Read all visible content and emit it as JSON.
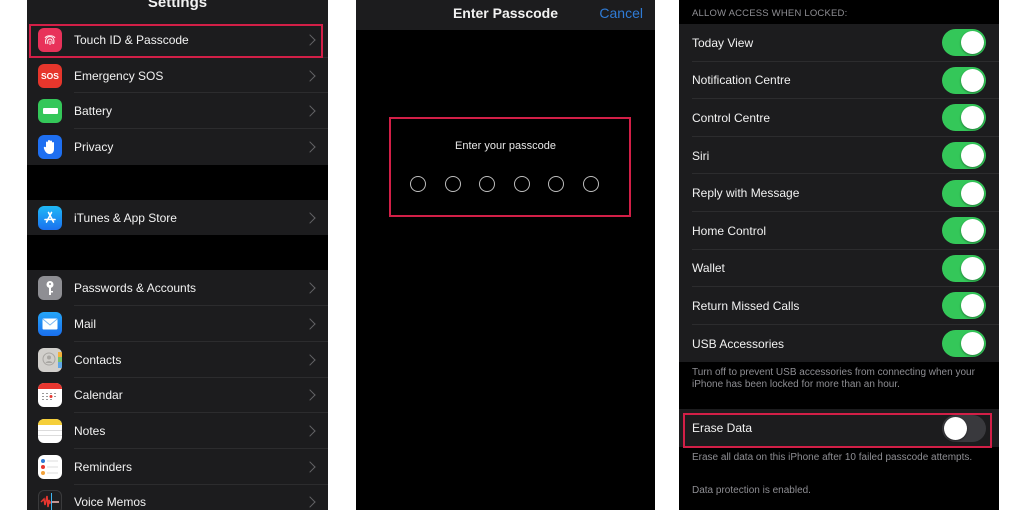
{
  "settings": {
    "title": "Settings",
    "groups": [
      [
        {
          "label": "Touch ID & Passcode",
          "icon": "fingerprint-icon",
          "color": "#e8325a"
        },
        {
          "label": "Emergency SOS",
          "icon": "sos-icon",
          "color": "#e6362c",
          "glyph": "SOS"
        },
        {
          "label": "Battery",
          "icon": "battery-icon",
          "color": "#34c759"
        },
        {
          "label": "Privacy",
          "icon": "hand-icon",
          "color": "#1e6ff1"
        }
      ],
      [
        {
          "label": "iTunes & App Store",
          "icon": "app-store-icon",
          "color": "#1a8cf5"
        }
      ],
      [
        {
          "label": "Passwords & Accounts",
          "icon": "key-icon",
          "color": "#8e8e93"
        },
        {
          "label": "Mail",
          "icon": "mail-icon",
          "color": "#1a8cf5"
        },
        {
          "label": "Contacts",
          "icon": "contacts-icon",
          "color": "#c8c6c2"
        },
        {
          "label": "Calendar",
          "icon": "calendar-icon",
          "color": "#ffffff"
        },
        {
          "label": "Notes",
          "icon": "notes-icon",
          "color": "#ffffff"
        },
        {
          "label": "Reminders",
          "icon": "reminders-icon",
          "color": "#ffffff"
        },
        {
          "label": "Voice Memos",
          "icon": "voice-memos-icon",
          "color": "#1c1c1e"
        }
      ]
    ]
  },
  "passcode": {
    "title": "Enter Passcode",
    "cancel_label": "Cancel",
    "prompt": "Enter your passcode",
    "digits_total": 6,
    "digits_entered": 0
  },
  "access": {
    "section_header": "ALLOW ACCESS WHEN LOCKED:",
    "toggles": [
      {
        "label": "Today View",
        "on": true
      },
      {
        "label": "Notification Centre",
        "on": true
      },
      {
        "label": "Control Centre",
        "on": true
      },
      {
        "label": "Siri",
        "on": true
      },
      {
        "label": "Reply with Message",
        "on": true
      },
      {
        "label": "Home Control",
        "on": true
      },
      {
        "label": "Wallet",
        "on": true
      },
      {
        "label": "Return Missed Calls",
        "on": true
      },
      {
        "label": "USB Accessories",
        "on": true
      }
    ],
    "usb_note": "Turn off to prevent USB accessories from connecting when your iPhone has been locked for more than an hour.",
    "erase": {
      "label": "Erase Data",
      "on": false
    },
    "erase_note": "Erase all data on this iPhone after 10 failed passcode attempts.",
    "protection_note": "Data protection is enabled."
  },
  "colors": {
    "highlight": "#d21f47",
    "toggle_on": "#34c759",
    "link": "#2f7bd6"
  }
}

**WHAT IS BEING ASKED**.
Collect the complete line wherever the string "title" appears in the records.

**CORRECT ANSWER**.
    "title": "Settings",
    "title": "Enter Passcode",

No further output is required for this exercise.